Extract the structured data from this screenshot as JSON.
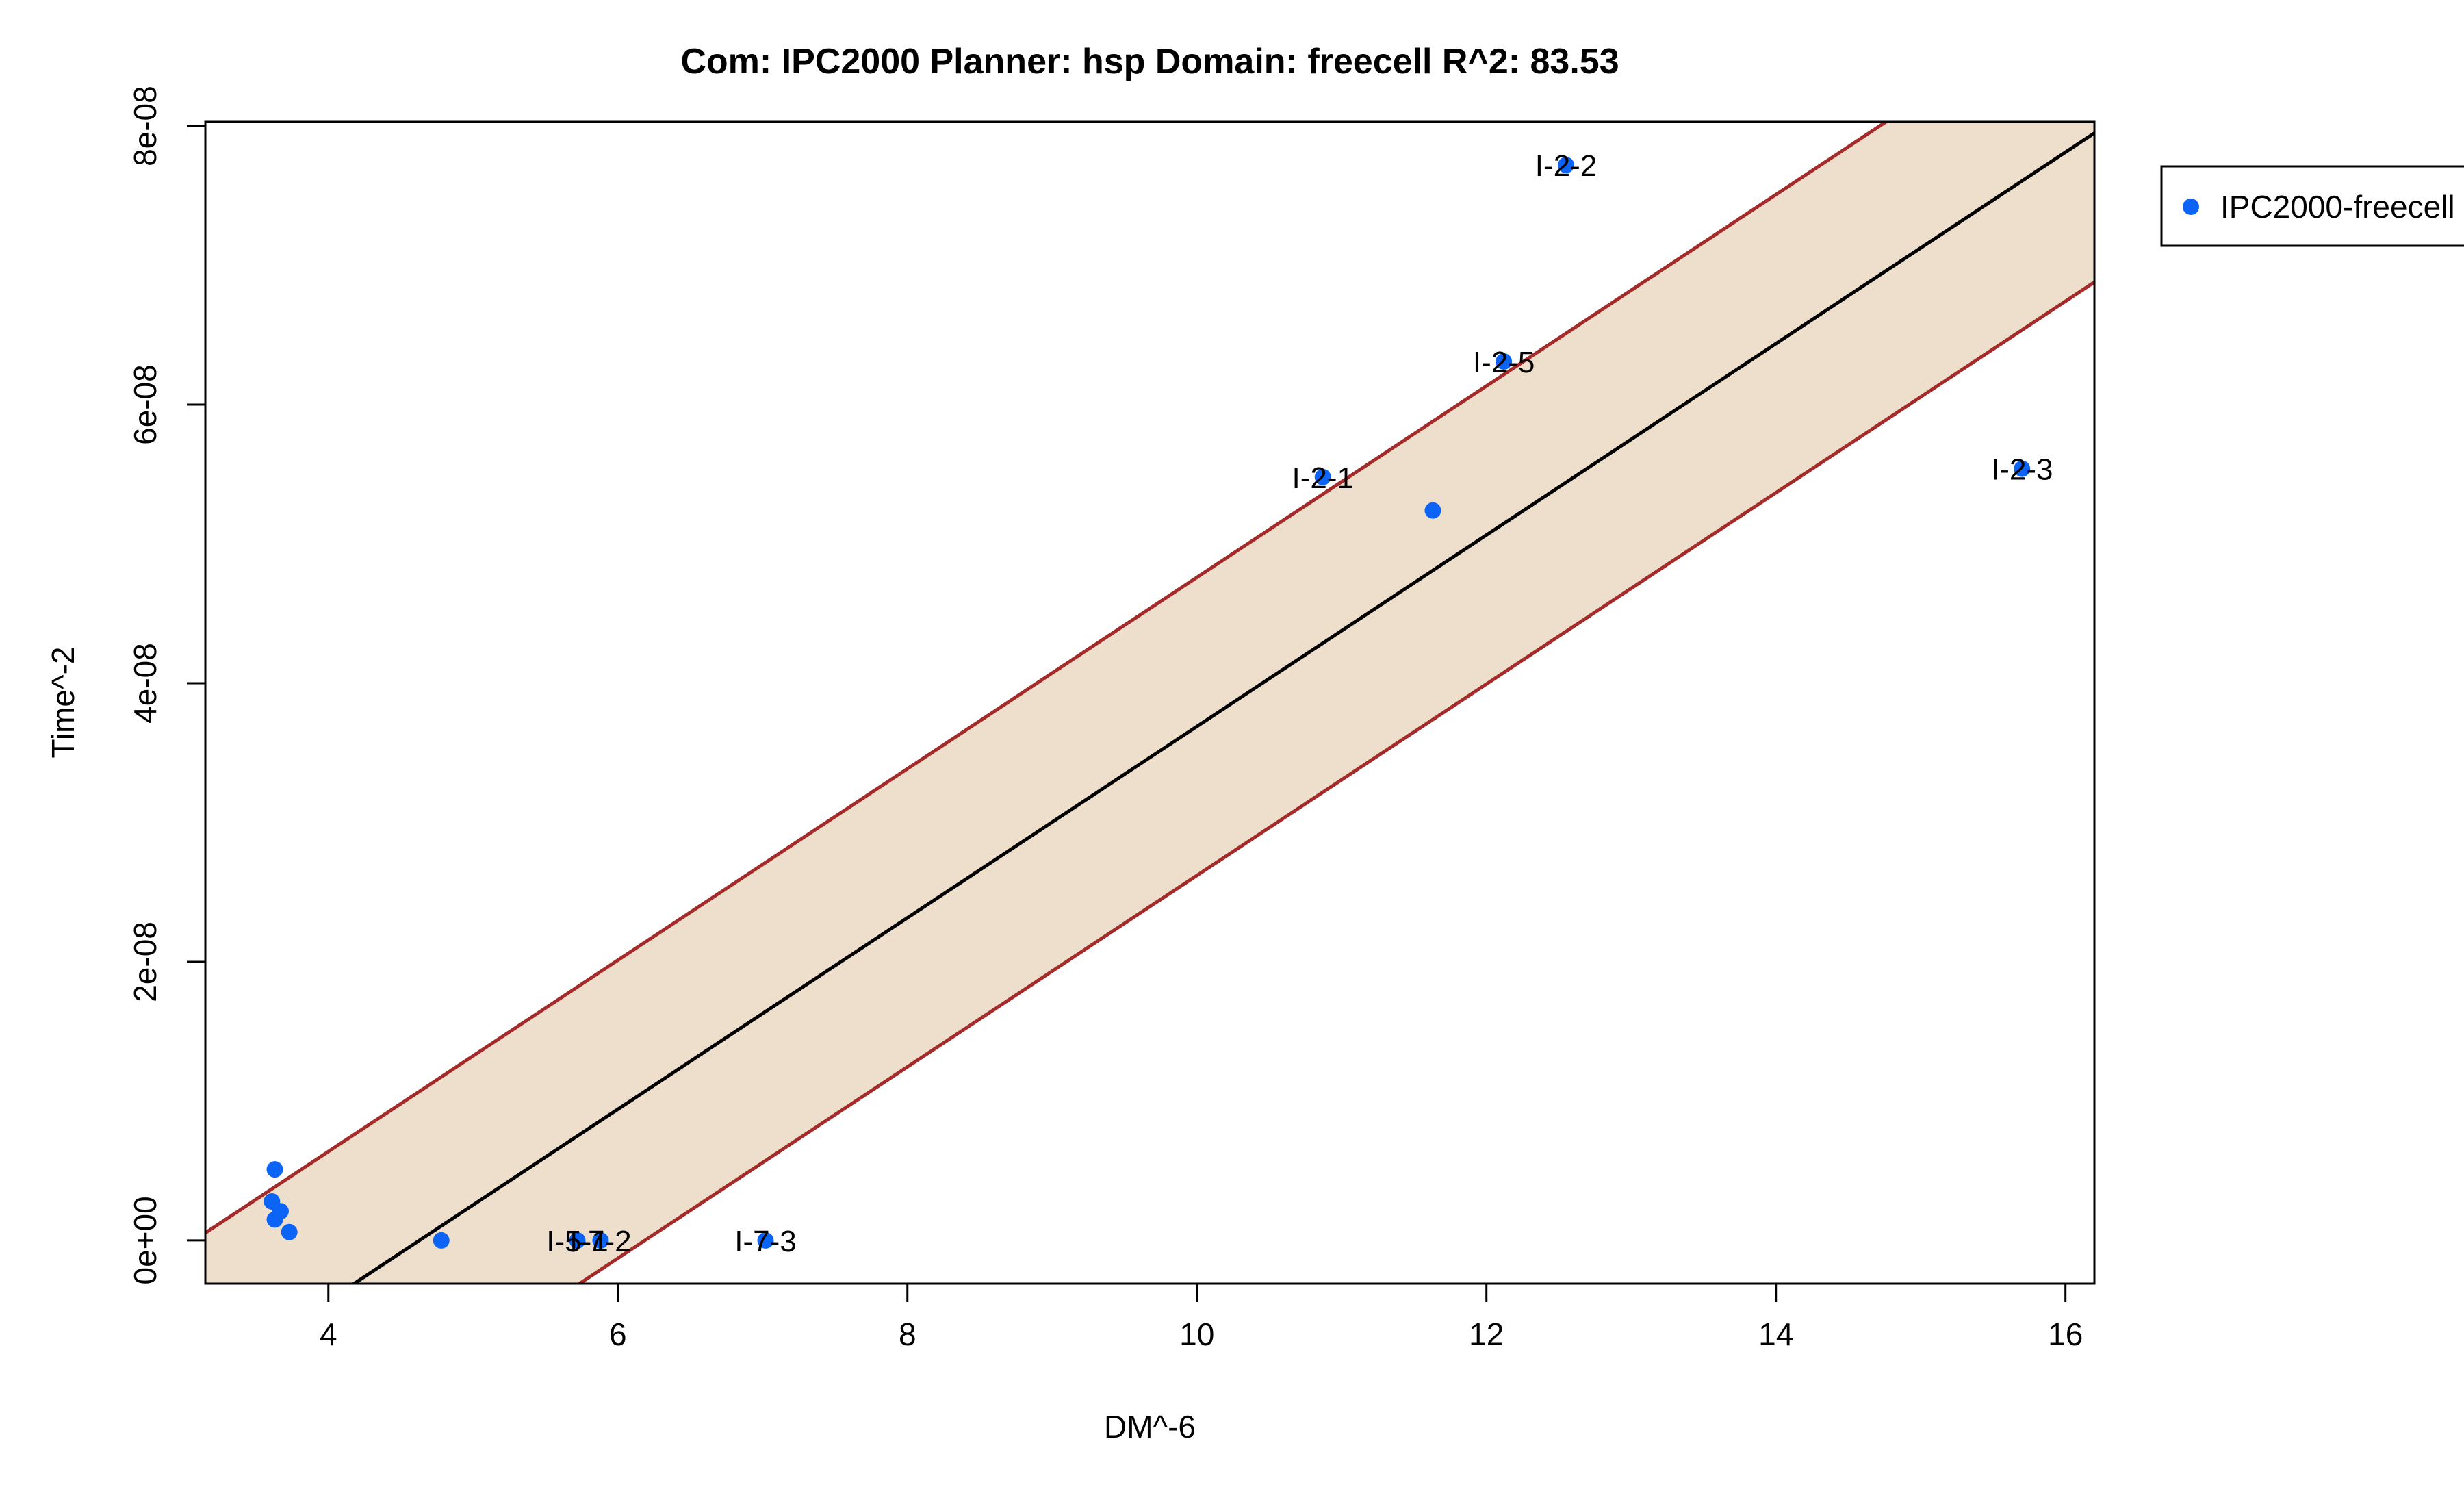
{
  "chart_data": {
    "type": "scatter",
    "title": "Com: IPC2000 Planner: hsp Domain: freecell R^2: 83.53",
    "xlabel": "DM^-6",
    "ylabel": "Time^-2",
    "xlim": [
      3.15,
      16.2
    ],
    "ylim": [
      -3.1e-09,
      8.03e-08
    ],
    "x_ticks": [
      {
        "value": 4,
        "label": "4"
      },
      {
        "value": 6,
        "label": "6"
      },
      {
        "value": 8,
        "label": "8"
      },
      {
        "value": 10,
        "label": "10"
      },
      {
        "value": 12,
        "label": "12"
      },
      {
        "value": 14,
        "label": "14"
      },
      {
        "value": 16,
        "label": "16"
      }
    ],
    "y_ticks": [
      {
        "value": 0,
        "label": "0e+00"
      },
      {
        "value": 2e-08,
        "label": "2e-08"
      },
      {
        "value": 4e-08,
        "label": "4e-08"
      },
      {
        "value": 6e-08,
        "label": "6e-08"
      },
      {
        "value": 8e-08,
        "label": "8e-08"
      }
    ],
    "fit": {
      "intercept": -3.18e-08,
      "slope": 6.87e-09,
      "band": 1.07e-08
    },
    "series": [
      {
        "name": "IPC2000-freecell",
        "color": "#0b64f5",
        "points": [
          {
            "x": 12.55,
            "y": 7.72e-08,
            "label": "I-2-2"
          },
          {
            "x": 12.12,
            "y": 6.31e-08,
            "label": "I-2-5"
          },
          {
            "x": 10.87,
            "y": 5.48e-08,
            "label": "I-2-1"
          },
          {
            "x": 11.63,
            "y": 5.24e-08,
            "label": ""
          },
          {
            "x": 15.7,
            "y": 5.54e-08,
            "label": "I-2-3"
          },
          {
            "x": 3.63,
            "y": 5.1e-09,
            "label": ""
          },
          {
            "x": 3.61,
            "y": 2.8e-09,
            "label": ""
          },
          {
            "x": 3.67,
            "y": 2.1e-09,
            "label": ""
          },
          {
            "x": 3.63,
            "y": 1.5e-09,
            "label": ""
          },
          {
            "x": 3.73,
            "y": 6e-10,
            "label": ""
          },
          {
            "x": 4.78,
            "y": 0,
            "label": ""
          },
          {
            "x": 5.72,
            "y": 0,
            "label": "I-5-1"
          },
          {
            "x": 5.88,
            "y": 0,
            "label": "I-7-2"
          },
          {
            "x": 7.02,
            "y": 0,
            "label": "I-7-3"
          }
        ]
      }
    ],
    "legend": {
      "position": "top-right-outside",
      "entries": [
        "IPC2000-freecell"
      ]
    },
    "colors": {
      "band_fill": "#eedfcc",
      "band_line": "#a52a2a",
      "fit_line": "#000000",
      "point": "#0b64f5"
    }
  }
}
...
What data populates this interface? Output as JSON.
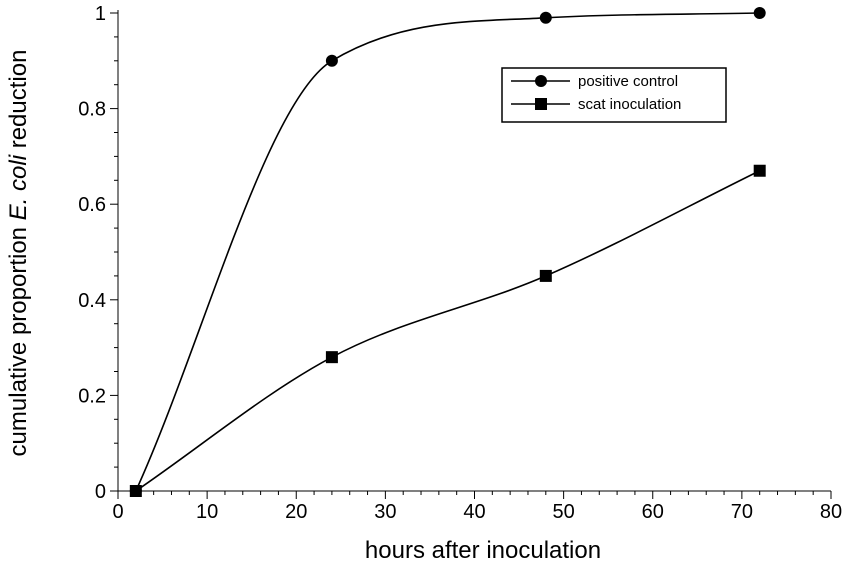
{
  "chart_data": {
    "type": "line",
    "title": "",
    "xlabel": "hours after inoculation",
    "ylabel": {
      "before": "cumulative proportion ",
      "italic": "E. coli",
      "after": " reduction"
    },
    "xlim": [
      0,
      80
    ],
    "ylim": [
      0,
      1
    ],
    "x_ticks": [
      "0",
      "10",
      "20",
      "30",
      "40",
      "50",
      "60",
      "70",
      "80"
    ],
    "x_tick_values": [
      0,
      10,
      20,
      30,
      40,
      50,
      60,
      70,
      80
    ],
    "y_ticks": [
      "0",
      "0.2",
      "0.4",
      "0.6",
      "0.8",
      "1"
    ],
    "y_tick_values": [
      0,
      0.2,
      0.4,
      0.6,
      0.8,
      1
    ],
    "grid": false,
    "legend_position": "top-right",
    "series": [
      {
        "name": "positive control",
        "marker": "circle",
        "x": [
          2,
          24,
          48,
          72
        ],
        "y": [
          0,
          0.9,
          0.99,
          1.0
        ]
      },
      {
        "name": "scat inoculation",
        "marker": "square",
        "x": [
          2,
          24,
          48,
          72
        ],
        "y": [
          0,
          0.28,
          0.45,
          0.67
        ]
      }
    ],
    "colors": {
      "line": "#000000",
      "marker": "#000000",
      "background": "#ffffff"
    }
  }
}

◆ EXERCISE TASK ◆
Return all lines containing "marker".

◆ THE REPLY ◆
        "marker": "circle",
        "marker": "square",
      "marker": "#000000",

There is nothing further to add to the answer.